SHORT EXERCISE: Lines that hold the string "Temperature" are to be counted; give only their number.

DATA SUPPLIED:

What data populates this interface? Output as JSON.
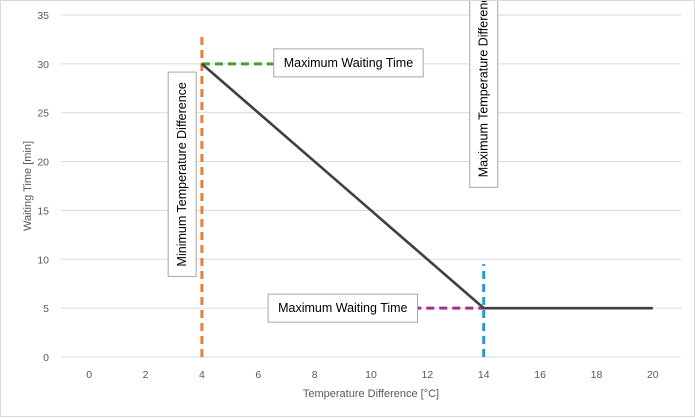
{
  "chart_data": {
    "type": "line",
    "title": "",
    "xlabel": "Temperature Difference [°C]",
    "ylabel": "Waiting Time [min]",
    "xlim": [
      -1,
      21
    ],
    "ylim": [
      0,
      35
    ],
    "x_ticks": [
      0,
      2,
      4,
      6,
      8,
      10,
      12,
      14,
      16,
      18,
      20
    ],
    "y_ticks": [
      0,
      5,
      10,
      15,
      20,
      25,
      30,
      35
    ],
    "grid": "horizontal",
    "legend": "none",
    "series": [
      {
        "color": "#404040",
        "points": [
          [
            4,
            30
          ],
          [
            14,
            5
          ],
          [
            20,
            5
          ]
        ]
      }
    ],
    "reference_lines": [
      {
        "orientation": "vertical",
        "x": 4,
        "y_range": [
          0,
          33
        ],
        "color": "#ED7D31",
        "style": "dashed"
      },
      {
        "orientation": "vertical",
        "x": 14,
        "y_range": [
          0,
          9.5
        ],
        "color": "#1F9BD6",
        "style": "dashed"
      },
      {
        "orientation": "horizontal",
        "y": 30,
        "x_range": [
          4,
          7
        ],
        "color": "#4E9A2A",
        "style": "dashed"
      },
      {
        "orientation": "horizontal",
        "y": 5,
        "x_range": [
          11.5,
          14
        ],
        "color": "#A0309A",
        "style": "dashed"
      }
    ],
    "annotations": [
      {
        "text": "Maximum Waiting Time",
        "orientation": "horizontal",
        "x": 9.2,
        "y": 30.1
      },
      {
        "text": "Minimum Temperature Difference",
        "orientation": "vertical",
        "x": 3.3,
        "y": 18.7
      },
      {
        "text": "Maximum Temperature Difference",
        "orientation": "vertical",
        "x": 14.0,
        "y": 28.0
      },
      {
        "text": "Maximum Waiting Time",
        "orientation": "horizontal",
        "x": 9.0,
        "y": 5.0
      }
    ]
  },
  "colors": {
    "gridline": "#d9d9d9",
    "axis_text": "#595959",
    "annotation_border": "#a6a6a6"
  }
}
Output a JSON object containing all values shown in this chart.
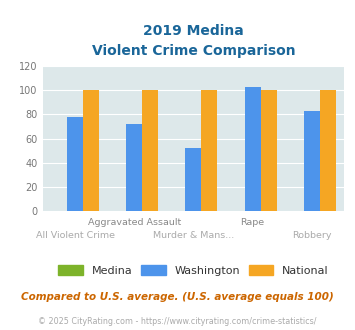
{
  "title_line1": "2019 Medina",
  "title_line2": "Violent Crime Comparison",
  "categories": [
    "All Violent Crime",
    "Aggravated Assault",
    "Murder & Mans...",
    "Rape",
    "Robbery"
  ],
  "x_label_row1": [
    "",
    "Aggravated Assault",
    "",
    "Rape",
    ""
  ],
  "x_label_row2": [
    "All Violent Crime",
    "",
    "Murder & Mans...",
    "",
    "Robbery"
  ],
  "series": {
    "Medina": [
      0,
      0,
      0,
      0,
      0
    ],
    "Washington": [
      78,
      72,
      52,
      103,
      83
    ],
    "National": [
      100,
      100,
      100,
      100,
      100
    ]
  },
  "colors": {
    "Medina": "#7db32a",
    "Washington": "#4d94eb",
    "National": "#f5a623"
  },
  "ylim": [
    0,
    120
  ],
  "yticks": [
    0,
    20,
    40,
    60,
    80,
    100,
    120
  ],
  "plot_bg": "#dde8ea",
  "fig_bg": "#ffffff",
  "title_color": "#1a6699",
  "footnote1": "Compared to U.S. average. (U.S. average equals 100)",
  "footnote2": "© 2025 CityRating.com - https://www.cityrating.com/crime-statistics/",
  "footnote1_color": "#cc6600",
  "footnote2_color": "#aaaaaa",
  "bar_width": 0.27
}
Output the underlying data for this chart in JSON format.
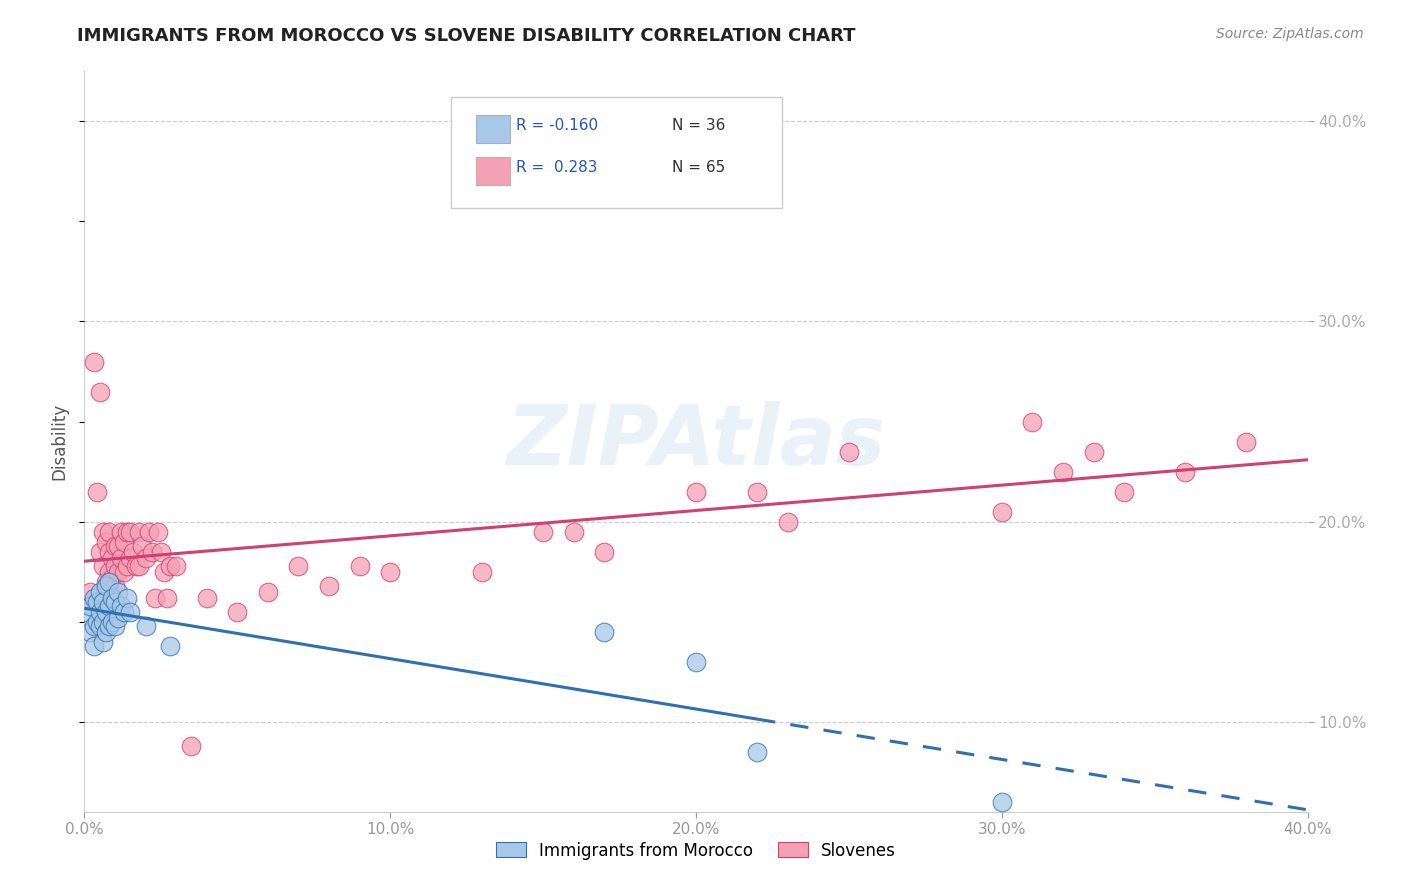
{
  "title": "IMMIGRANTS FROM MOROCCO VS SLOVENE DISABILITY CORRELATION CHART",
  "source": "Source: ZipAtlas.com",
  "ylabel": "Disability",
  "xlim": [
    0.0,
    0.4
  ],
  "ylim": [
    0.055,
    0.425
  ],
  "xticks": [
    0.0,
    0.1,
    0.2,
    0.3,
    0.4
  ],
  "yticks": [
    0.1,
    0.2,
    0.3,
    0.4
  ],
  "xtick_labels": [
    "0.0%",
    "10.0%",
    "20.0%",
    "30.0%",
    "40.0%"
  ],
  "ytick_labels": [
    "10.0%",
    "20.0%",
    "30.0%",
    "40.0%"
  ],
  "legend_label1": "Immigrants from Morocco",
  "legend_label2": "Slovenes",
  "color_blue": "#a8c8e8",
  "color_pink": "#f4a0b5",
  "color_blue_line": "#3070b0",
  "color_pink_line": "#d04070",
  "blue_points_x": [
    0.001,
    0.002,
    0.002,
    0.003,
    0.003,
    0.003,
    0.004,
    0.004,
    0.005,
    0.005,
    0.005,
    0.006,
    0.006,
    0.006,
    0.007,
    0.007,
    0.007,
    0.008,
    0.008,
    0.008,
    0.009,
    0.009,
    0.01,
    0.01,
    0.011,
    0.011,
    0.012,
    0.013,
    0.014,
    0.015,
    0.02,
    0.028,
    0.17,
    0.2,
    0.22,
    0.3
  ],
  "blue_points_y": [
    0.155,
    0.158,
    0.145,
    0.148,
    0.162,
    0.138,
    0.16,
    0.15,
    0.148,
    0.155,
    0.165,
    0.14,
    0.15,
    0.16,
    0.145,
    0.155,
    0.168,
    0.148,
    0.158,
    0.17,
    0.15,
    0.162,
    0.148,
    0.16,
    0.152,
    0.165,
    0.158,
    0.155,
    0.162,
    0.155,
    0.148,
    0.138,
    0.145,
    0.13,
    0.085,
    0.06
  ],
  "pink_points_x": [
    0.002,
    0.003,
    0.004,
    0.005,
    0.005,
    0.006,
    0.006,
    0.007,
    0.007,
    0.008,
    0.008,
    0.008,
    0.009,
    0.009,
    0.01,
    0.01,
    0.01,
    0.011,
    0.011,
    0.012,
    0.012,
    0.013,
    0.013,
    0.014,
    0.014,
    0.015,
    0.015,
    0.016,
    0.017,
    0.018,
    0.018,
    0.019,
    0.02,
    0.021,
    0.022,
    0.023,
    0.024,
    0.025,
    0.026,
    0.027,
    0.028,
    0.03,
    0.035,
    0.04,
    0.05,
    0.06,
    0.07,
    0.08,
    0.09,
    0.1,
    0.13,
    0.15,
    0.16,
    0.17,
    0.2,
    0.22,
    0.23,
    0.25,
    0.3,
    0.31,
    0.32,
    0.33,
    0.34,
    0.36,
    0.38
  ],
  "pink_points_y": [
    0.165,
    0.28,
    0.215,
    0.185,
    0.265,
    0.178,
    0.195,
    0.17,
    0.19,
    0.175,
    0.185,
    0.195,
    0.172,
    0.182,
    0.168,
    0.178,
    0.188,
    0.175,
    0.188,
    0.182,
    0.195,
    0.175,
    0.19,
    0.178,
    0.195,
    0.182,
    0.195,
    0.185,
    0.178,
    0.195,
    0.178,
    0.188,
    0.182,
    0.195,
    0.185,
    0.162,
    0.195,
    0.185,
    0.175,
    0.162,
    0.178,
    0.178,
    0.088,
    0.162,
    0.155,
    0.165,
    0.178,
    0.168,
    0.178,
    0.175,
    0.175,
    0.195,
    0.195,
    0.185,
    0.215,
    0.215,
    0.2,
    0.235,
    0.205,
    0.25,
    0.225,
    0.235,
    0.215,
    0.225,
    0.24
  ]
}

COMPLETE RESPONSE: 3